(Entries taken from a collection)
----
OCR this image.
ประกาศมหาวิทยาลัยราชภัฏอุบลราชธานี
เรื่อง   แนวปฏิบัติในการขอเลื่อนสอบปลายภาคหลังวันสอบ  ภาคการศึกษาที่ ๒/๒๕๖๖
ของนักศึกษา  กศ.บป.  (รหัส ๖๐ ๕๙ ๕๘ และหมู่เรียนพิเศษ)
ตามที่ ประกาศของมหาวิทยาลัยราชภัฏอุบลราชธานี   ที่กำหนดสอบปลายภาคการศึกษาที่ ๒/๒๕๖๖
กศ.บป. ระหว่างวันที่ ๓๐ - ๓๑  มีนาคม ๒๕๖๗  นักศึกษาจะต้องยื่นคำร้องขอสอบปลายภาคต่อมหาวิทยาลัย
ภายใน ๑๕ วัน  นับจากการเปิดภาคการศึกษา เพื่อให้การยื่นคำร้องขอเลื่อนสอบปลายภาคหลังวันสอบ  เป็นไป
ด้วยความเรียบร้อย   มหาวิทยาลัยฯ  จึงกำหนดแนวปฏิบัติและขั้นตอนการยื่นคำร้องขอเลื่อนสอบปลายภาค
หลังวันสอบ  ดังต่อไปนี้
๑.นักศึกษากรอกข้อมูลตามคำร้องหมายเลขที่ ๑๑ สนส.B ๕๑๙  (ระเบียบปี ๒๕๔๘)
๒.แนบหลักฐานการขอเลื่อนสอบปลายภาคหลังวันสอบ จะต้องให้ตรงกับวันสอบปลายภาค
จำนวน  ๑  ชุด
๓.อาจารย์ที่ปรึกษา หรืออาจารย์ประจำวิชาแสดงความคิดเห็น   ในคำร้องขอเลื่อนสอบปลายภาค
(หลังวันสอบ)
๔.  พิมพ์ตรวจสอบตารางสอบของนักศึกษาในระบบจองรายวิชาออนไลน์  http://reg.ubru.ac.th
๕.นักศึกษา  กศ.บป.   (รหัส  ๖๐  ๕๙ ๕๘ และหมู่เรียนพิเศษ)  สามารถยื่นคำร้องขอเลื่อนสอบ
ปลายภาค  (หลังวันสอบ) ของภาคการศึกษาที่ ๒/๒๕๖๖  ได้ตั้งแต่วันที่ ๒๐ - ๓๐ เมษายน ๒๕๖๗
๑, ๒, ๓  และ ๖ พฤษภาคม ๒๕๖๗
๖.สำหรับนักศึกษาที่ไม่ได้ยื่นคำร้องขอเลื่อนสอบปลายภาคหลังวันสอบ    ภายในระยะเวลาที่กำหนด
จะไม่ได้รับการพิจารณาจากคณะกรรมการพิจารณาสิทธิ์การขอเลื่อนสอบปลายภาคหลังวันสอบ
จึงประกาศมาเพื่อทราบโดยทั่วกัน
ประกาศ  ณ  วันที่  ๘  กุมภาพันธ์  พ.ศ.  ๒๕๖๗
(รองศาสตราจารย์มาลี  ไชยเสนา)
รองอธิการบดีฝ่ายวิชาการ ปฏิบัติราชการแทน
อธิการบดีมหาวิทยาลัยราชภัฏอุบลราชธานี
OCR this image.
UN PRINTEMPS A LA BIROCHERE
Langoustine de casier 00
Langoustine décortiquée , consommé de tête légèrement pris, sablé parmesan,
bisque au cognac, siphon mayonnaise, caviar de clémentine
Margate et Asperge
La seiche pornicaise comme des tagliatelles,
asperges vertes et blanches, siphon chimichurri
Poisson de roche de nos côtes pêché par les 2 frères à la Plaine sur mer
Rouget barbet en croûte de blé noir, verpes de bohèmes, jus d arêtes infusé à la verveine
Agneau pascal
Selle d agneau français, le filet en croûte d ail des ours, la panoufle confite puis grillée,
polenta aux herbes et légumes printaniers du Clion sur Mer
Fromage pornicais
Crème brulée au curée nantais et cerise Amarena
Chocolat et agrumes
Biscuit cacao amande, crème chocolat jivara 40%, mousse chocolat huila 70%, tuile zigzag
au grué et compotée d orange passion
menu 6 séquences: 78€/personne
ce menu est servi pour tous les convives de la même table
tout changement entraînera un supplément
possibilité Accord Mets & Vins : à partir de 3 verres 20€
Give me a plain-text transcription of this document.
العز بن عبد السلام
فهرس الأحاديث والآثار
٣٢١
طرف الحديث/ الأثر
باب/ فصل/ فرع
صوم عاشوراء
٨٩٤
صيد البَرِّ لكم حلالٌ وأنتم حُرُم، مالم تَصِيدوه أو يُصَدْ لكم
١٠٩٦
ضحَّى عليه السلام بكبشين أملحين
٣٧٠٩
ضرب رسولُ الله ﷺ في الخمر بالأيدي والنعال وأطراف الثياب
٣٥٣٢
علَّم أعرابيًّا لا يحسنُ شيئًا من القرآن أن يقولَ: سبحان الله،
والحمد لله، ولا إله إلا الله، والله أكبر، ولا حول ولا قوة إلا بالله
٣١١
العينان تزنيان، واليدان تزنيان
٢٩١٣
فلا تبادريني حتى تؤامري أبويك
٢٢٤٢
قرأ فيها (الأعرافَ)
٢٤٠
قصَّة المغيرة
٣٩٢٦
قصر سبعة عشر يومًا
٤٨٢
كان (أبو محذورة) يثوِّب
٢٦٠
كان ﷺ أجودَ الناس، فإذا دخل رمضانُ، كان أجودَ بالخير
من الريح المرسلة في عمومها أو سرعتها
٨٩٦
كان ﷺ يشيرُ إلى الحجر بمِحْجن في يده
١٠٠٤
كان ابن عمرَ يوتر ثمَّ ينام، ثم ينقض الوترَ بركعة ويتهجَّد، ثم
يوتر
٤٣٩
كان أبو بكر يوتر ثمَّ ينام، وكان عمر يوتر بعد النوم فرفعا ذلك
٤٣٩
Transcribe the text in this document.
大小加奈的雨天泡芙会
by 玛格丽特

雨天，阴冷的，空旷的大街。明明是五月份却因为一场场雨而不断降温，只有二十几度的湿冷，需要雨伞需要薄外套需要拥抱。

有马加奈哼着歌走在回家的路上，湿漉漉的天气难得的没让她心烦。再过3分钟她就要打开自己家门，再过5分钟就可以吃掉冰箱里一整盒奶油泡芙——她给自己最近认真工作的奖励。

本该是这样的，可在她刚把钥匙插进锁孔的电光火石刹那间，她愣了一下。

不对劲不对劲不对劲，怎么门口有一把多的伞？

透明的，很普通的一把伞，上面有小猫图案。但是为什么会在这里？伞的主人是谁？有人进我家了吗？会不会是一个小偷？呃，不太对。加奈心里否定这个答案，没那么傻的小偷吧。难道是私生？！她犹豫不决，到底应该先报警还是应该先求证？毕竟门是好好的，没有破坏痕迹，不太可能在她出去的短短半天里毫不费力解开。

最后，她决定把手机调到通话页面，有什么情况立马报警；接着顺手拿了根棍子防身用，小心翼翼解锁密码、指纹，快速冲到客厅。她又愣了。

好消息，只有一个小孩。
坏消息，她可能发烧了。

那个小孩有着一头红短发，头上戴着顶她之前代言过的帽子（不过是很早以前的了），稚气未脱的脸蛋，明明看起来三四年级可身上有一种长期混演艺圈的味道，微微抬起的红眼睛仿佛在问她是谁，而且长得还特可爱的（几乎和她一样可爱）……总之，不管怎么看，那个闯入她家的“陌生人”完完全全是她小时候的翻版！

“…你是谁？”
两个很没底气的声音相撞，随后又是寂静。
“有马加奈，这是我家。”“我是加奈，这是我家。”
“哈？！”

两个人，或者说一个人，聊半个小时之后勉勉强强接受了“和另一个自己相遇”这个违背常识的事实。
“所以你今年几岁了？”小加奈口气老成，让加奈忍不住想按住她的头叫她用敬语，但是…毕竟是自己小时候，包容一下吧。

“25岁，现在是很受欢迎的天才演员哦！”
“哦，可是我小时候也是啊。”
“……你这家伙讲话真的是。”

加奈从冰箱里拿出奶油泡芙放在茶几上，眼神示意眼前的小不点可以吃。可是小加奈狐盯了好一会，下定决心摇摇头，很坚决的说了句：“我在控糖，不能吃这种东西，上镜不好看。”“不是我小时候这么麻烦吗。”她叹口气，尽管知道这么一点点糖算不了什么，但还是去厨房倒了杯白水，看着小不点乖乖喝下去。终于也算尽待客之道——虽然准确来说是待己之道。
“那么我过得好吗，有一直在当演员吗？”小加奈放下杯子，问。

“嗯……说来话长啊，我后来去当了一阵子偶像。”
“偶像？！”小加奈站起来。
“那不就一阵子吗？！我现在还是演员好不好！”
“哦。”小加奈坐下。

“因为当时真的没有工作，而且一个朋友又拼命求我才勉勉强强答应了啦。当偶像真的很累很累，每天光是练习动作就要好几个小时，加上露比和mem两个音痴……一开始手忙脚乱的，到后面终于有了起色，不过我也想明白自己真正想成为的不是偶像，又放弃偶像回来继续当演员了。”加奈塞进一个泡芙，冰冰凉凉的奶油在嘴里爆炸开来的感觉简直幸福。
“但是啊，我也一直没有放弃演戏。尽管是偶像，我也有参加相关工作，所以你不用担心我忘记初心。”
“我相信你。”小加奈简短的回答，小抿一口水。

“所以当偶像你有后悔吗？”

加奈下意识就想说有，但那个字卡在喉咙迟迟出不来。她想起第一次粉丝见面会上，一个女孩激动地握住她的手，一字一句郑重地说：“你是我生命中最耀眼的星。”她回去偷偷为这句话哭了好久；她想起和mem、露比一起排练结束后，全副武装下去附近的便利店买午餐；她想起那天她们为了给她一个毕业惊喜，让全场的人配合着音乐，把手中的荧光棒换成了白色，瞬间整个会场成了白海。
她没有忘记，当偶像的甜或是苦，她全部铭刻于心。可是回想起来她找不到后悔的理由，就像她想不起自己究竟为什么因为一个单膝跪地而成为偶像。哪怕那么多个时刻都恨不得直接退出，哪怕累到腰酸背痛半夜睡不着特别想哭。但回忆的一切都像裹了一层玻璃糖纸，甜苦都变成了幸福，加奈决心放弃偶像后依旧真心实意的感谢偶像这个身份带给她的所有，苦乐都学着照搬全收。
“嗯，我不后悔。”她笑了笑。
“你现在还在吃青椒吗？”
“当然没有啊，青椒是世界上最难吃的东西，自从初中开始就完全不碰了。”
----
Check every line of the records above for the string "Langoustine" and say how many contain it, giving the number alone.

- **SOLUTION TO THE PROBLEM**: 2